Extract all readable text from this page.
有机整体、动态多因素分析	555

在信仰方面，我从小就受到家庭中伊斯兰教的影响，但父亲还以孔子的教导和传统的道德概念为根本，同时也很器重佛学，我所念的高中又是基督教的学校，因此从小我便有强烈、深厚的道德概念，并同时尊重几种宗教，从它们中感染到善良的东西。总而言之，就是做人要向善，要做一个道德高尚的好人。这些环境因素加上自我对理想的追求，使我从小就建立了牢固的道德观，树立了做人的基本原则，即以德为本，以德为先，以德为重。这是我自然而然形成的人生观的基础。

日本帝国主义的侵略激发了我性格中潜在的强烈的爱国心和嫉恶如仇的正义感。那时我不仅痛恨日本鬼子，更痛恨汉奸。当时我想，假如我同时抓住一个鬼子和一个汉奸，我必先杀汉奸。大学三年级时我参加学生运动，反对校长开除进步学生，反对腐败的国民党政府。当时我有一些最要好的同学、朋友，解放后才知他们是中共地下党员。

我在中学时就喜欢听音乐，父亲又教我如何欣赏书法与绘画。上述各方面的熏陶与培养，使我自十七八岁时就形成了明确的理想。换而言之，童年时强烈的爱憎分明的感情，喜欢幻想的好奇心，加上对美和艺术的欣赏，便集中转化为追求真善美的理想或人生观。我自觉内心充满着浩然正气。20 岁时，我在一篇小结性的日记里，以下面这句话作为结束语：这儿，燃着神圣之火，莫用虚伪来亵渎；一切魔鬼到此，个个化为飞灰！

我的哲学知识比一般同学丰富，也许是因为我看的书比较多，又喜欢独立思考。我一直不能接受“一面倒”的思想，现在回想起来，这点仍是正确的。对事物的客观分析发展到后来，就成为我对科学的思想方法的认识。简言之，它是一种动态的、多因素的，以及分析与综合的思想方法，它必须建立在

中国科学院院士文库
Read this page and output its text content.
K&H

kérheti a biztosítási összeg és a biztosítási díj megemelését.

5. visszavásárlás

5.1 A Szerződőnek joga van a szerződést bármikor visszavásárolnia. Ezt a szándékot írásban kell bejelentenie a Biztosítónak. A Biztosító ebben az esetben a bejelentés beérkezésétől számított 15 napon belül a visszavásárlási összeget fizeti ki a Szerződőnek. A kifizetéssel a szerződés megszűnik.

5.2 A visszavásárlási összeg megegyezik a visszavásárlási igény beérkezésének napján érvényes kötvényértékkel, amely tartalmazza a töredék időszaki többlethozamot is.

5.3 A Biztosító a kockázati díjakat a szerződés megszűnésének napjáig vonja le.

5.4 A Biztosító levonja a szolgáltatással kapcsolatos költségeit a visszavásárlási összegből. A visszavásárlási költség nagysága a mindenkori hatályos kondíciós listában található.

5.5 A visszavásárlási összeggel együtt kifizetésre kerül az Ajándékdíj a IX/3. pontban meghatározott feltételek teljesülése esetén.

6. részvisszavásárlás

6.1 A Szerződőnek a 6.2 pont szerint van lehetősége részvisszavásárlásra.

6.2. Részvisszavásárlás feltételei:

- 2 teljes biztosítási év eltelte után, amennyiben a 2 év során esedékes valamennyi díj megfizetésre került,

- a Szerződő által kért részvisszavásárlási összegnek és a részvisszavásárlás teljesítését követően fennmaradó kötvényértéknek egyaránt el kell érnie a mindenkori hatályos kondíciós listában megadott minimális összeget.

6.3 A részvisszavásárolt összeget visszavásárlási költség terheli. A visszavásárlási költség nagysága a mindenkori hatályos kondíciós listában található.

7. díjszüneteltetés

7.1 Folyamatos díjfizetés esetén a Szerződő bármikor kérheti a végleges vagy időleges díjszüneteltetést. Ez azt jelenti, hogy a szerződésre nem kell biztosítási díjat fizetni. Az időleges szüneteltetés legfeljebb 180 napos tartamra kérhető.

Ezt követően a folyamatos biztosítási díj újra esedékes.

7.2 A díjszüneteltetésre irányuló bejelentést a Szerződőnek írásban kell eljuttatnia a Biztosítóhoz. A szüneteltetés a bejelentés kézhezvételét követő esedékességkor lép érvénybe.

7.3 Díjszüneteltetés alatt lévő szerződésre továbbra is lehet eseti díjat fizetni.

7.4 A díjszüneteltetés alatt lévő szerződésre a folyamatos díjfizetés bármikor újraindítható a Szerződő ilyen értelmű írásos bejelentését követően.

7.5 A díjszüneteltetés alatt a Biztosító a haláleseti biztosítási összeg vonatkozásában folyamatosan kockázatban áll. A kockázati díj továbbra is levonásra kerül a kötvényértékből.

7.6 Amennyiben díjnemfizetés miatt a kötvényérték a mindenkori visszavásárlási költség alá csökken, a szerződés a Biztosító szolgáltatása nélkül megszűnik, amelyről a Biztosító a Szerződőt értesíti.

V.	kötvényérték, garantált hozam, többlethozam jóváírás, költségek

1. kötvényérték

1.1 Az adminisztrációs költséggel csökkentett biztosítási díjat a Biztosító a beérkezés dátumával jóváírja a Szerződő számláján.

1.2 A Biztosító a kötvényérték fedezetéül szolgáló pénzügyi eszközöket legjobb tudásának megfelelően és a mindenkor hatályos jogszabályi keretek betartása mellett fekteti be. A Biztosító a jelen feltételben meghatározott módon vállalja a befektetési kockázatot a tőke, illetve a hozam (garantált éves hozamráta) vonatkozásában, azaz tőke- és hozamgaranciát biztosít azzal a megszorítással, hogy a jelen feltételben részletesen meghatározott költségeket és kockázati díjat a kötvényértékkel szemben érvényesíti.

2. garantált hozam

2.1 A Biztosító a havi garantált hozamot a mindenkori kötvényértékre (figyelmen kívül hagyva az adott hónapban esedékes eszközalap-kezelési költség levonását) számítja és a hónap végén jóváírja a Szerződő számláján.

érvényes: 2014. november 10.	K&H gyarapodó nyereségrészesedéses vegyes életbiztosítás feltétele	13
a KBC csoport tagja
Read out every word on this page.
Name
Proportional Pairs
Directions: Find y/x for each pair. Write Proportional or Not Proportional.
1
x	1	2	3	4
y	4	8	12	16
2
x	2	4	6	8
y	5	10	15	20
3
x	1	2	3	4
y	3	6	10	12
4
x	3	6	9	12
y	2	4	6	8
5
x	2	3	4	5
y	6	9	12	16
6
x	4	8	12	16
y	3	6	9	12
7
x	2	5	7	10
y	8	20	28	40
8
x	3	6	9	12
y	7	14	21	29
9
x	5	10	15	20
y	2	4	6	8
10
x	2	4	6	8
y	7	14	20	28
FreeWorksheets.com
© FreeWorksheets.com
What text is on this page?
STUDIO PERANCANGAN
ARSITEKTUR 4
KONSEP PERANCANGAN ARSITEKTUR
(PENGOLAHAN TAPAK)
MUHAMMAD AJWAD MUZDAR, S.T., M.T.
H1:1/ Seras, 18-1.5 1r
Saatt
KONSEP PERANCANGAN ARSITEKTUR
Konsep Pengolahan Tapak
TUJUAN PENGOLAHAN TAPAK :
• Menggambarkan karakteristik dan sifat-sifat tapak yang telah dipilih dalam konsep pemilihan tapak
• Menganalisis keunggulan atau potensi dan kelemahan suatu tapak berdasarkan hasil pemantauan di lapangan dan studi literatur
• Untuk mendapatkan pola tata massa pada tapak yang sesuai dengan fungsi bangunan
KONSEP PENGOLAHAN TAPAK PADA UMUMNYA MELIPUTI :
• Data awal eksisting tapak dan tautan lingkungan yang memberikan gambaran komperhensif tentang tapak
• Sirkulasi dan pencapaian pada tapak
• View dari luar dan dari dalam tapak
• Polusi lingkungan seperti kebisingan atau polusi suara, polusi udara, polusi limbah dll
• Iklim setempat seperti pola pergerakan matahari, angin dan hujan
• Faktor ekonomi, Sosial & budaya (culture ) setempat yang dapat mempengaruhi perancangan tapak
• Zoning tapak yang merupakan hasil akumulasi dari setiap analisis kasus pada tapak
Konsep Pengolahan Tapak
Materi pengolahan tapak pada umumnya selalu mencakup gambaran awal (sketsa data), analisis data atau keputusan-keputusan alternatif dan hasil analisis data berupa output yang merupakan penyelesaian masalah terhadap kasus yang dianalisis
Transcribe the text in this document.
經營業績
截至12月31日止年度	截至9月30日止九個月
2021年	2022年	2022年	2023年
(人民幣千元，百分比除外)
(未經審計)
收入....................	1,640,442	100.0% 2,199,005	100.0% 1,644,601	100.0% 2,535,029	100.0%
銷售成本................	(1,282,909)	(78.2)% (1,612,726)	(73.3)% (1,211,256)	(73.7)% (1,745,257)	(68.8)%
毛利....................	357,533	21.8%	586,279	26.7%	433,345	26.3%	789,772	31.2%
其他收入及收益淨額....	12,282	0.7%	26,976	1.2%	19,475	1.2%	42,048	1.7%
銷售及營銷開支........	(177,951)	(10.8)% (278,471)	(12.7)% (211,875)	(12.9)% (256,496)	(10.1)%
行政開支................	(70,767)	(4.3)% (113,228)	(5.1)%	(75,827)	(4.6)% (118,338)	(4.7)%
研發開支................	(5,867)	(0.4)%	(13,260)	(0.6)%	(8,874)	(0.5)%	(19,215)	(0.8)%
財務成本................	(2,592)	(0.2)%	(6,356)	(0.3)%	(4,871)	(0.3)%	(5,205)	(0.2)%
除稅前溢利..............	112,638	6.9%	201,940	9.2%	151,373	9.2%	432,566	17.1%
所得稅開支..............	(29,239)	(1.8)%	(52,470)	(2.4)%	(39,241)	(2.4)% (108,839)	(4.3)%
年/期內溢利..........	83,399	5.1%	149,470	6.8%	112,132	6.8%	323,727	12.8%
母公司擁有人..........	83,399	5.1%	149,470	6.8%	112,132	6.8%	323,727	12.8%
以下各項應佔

= Work to complete =
From the entries above, copy every line containing the word "setempat".

= The response =
• Iklim setempat seperti pola pergerakan matahari, angin dan hujan
• Faktor ekonomi, Sosial & budaya (culture ) setempat yang dapat mempengaruhi perancangan tapak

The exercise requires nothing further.